ЗАДАНИЕ → Перепишите целиком, слово в слово, отрывок о голосе Хиблы Герзмавы.

ОТРЫВОК →
______________________________

К счастью, Герзмава обладает в хорошем смысле птичьим тембром, который трудно заглушить, настолько он яркий, не похожий на любой инструмент оркестра. С соловьями принято сравнивать теноров, возможно потому, что поют исключительно самцы. Но вот именно сопрано Хиблы гораздо сильнее напоминает эту певчую птаху. Даже отчасти жаль, что в записи, которую осуществлял телеканал «Культура», этот эффект соединения и соревновательности голоса с оркестром наверняка будет нивелирован лёгким движением микшера, заставляющего певицу воспарить над инструментальной массой. Красивым сочным звуком были исполнены соло скрипки, а то, что концертмейстер оркестра — дама, придало особый колорит, словно к альтер эго обращалась Хибла к коллеге-скрипачке.

______________________________

Записи о положении элементов →
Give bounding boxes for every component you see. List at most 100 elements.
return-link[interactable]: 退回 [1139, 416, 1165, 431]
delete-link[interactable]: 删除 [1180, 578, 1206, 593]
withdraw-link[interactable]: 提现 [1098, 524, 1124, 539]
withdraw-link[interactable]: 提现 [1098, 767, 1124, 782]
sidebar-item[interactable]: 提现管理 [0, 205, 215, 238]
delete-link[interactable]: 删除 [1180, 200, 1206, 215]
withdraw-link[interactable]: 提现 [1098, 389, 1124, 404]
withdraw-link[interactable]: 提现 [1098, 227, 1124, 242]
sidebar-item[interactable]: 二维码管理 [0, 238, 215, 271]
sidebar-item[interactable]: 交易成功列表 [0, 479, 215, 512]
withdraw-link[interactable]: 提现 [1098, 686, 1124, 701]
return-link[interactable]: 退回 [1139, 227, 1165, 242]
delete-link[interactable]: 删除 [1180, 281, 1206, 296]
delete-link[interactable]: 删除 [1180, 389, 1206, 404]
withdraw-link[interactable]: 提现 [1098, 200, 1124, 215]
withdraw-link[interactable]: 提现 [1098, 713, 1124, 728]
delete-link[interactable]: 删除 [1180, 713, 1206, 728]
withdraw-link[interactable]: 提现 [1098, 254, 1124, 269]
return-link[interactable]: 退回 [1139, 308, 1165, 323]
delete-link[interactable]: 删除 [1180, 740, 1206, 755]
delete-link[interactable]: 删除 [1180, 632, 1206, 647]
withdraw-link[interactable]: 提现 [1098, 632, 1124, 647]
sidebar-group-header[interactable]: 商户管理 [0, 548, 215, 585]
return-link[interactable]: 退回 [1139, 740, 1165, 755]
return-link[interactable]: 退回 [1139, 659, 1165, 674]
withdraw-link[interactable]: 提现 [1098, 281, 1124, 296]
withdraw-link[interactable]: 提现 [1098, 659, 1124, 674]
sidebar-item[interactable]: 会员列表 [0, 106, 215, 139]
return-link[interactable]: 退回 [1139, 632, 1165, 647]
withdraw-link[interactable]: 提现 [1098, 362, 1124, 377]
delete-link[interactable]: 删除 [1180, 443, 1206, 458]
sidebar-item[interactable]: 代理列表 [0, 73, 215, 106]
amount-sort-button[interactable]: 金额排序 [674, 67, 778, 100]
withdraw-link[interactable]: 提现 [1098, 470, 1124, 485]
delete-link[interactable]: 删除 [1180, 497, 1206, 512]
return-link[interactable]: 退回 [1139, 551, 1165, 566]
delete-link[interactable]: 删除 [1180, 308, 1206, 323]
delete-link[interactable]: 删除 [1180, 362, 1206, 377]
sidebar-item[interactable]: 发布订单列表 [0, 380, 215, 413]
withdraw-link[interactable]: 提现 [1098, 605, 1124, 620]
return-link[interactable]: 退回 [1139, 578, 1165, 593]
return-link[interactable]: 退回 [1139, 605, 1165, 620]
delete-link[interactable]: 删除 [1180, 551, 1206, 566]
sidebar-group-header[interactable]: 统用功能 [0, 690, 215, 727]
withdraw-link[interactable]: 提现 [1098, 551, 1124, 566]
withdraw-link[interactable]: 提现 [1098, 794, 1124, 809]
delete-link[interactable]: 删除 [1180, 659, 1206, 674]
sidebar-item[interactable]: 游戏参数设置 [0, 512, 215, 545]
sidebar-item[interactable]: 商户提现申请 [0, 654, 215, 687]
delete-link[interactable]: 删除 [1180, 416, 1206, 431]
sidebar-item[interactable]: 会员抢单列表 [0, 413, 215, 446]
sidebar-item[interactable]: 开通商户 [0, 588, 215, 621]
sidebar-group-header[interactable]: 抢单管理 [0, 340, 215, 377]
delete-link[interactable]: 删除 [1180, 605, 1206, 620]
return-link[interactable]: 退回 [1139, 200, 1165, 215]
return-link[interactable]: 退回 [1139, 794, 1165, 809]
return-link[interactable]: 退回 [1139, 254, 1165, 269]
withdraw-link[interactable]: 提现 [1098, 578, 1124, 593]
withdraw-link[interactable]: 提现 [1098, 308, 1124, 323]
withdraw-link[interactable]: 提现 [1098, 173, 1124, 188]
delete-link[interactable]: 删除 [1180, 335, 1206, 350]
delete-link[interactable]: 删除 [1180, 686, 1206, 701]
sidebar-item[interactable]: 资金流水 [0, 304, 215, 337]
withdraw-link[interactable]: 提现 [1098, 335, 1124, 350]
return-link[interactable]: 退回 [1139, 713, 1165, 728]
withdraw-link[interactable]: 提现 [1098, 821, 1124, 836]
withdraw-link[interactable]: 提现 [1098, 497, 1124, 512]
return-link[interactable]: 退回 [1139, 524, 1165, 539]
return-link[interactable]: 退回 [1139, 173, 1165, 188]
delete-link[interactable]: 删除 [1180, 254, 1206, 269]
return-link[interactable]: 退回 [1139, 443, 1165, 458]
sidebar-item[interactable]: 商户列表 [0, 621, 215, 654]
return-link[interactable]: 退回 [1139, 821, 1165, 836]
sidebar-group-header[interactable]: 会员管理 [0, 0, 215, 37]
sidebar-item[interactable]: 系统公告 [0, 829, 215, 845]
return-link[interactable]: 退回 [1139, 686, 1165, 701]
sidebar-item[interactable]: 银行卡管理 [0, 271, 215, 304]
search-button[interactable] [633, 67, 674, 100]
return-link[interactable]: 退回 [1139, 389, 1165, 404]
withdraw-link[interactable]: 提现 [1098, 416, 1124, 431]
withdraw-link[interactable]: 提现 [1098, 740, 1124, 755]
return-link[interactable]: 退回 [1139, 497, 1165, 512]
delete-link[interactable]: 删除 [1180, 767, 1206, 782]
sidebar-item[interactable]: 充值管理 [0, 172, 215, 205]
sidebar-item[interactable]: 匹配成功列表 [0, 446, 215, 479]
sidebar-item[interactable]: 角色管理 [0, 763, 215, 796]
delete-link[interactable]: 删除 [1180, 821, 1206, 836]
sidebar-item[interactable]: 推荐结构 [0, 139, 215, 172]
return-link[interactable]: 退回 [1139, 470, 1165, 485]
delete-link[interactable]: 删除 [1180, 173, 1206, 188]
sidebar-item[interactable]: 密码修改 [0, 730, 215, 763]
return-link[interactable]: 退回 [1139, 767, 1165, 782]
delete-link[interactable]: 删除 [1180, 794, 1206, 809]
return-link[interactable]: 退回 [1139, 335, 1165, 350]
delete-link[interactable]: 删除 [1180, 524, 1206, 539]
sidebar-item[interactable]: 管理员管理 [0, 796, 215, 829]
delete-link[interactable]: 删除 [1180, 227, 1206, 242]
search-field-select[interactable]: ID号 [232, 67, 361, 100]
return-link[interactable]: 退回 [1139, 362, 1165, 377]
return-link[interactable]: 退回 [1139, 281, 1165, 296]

______________________________

РЕШЕНИЕ →
К счастью, Герзмава обладает в хорошем смысле птичьим тембром, который трудно заглушить, настолько он яркий, не похожий на любой инструмент оркестра. С соловьями принято сравнивать теноров, возможно потому, что поют исключительно самцы. Но вот именно сопрано Хиблы гораздо сильнее напоминает эту певчую птаху. Даже отчасти жаль, что в записи, которую осуществлял телеканал «Культура», этот эффект соединения и соревновательности голоса с оркестром наверняка будет нивелирован лёгким движением микшера, заставляющего певицу воспарить над инструментальной массой. Красивым сочным звуком были исполнены соло скрипки, а то, что концертмейстер оркестра — дама, придало особый колорит, словно к альтер эго обращалась Хибла к коллеге-скрипачке.